• MATERIAL PROVIDED:
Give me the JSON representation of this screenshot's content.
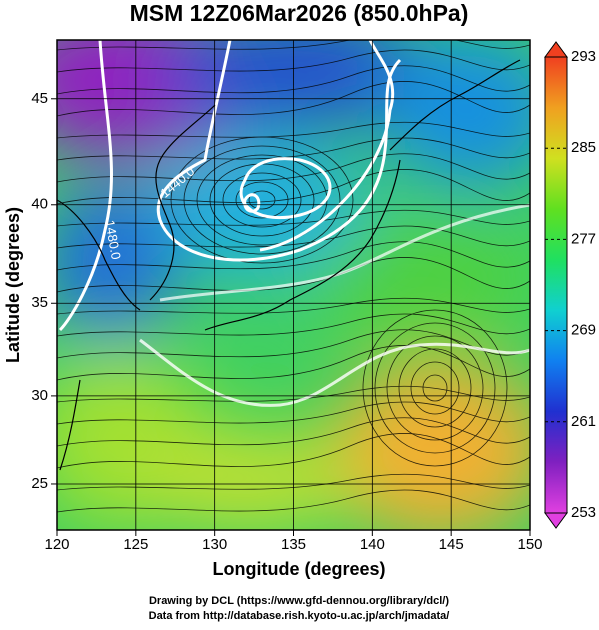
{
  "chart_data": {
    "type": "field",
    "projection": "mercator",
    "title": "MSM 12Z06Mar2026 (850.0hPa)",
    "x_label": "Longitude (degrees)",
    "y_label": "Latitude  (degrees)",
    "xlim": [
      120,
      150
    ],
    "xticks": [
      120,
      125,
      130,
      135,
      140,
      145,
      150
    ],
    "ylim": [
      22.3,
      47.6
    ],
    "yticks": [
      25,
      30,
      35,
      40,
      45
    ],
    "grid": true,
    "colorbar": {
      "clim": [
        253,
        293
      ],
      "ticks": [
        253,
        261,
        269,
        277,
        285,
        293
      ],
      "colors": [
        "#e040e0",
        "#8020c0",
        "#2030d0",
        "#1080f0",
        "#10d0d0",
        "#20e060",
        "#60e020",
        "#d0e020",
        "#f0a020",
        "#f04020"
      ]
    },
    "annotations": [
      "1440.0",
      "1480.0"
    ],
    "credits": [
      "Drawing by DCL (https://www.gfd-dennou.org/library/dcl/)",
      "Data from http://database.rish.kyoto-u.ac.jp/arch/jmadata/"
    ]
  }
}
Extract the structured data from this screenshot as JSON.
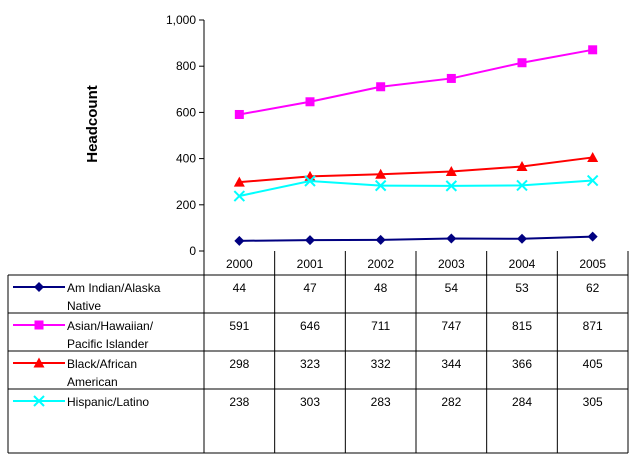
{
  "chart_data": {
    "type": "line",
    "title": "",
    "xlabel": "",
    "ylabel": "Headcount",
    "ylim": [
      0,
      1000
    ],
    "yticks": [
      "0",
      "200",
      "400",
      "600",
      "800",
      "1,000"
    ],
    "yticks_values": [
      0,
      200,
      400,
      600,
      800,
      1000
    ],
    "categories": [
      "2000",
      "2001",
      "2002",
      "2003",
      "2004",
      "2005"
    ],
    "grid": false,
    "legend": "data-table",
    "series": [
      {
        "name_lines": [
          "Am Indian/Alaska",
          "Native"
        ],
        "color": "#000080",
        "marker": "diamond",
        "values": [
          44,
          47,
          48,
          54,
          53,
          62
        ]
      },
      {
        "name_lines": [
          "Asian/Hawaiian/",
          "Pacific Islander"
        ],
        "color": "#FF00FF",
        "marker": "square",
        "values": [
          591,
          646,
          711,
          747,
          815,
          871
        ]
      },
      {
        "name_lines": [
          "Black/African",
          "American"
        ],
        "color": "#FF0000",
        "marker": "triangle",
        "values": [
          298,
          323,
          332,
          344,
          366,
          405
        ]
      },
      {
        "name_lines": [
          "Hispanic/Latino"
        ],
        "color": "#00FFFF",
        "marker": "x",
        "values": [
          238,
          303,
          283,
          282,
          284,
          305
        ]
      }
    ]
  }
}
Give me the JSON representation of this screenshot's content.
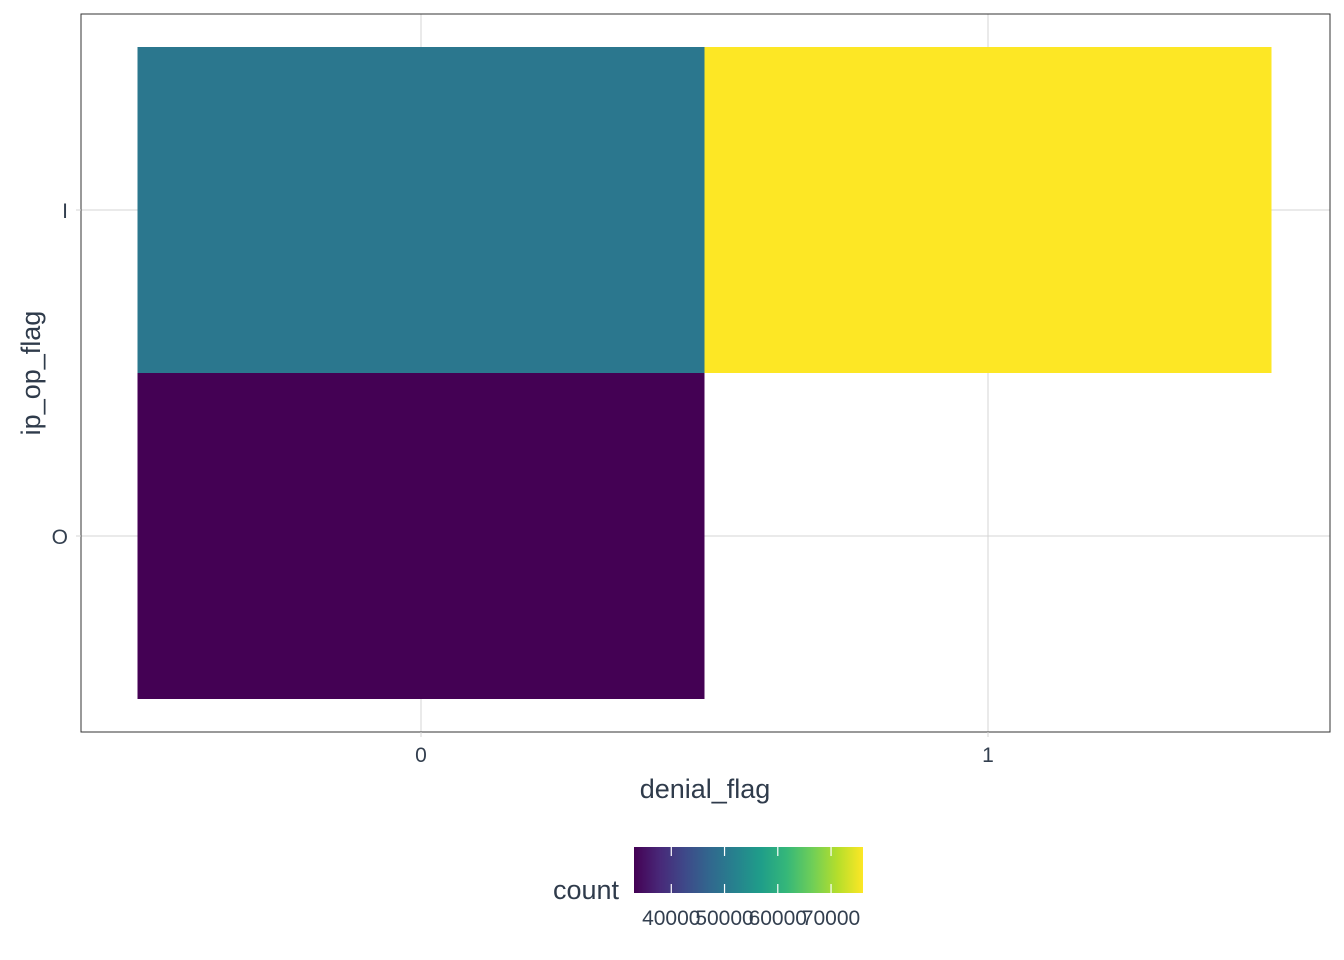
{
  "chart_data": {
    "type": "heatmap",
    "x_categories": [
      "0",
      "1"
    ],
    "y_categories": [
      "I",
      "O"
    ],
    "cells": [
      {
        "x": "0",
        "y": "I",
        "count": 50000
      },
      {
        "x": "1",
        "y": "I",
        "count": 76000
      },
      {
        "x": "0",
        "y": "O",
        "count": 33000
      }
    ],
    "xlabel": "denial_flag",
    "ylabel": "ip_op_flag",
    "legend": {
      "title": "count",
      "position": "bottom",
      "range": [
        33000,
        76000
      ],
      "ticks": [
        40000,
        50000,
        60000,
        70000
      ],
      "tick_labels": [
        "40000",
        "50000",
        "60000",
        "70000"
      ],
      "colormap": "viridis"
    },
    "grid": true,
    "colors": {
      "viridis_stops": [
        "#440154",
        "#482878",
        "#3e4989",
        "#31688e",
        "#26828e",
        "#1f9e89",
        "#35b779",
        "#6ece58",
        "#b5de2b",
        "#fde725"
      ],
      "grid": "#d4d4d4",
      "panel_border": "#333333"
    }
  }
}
---
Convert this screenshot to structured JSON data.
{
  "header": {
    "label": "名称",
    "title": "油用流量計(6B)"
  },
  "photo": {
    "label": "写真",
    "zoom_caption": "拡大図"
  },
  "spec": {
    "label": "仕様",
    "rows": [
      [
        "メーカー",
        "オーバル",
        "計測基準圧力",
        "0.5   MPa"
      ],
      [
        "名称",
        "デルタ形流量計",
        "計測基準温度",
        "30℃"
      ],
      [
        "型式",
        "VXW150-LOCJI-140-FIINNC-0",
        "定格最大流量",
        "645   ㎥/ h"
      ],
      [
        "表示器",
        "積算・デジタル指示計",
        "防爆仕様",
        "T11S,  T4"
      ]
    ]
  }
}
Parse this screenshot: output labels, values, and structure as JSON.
---
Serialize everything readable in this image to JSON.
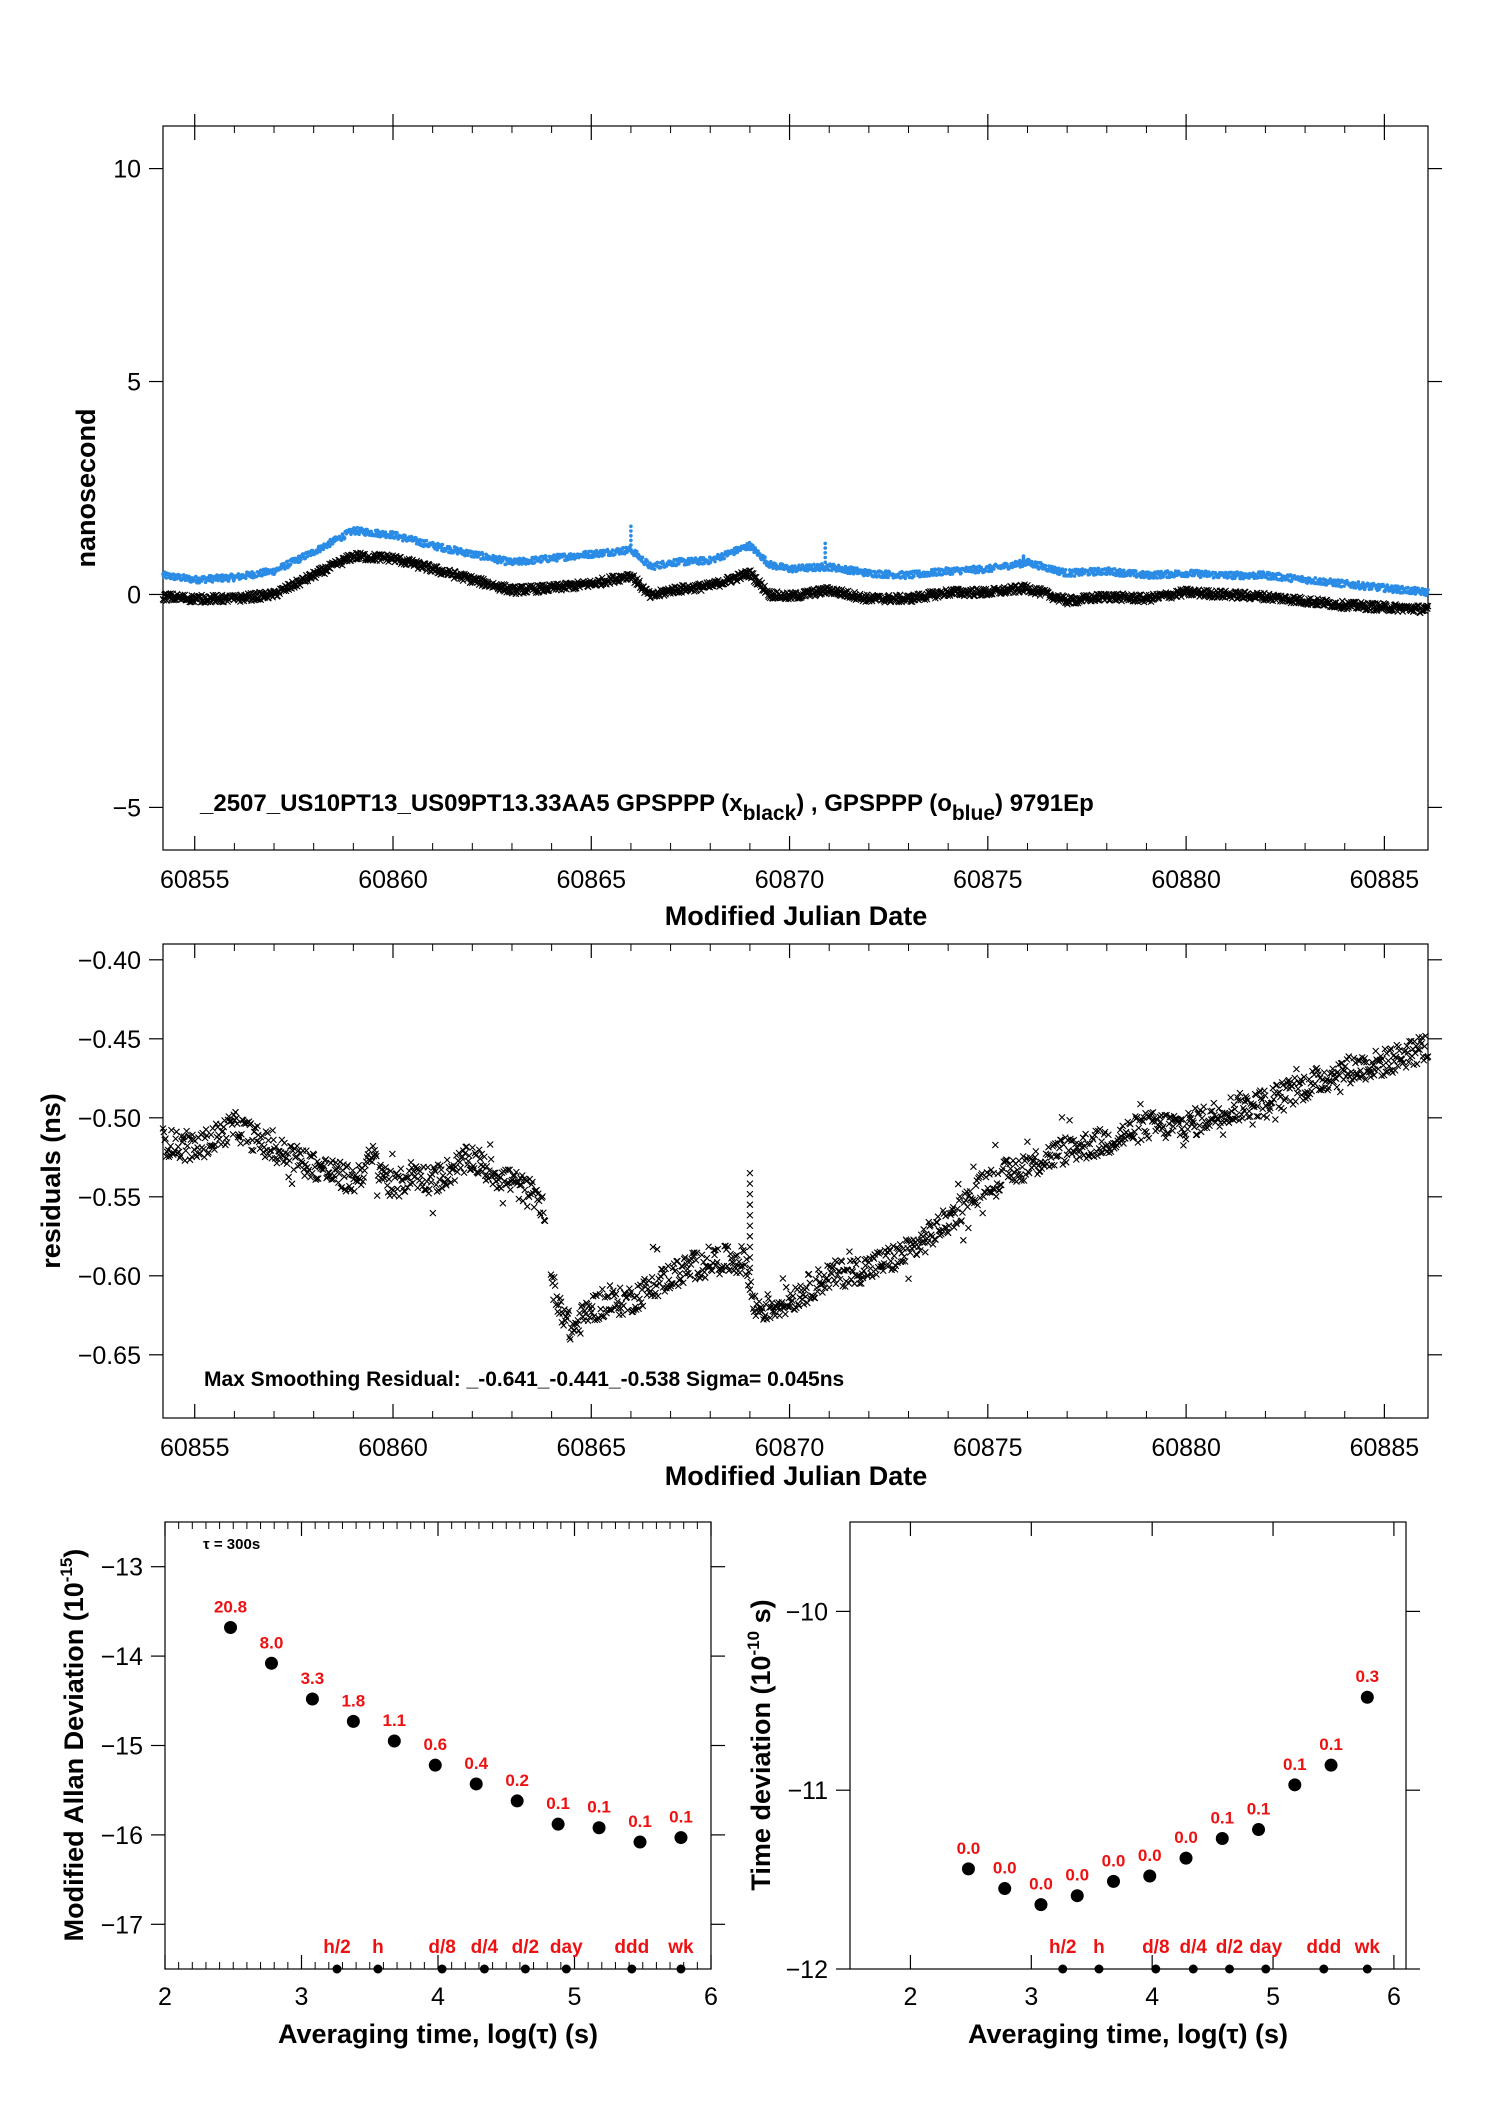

• WHAT TO DO: Starting at the line that contains "Convert this screenshot", repeat each line exactly, and stop after the line that contains "Parse this screenshot: output".

• THE OUTPUT:
Convert this screenshot to structured JSON data.
{
  "header": {
    "label": "名称",
    "title": "油用流量計(6B)"
  },
  "photo": {
    "label": "写真",
    "zoom_caption": "拡大図"
  },
  "spec": {
    "label": "仕様",
    "rows": [
      [
        "メーカー",
        "オーバル",
        "計測基準圧力",
        "0.5   MPa"
      ],
      [
        "名称",
        "デルタ形流量計",
        "計測基準温度",
        "30℃"
      ],
      [
        "型式",
        "VXW150-LOCJI-140-FIINNC-0",
        "定格最大流量",
        "645   ㎥/ h"
      ],
      [
        "表示器",
        "積算・デジタル指示計",
        "防爆仕様",
        "T11S,  T4"
      ]
    ]
  }
}
Parse this screenshot: output labels, values, and structure as JSON.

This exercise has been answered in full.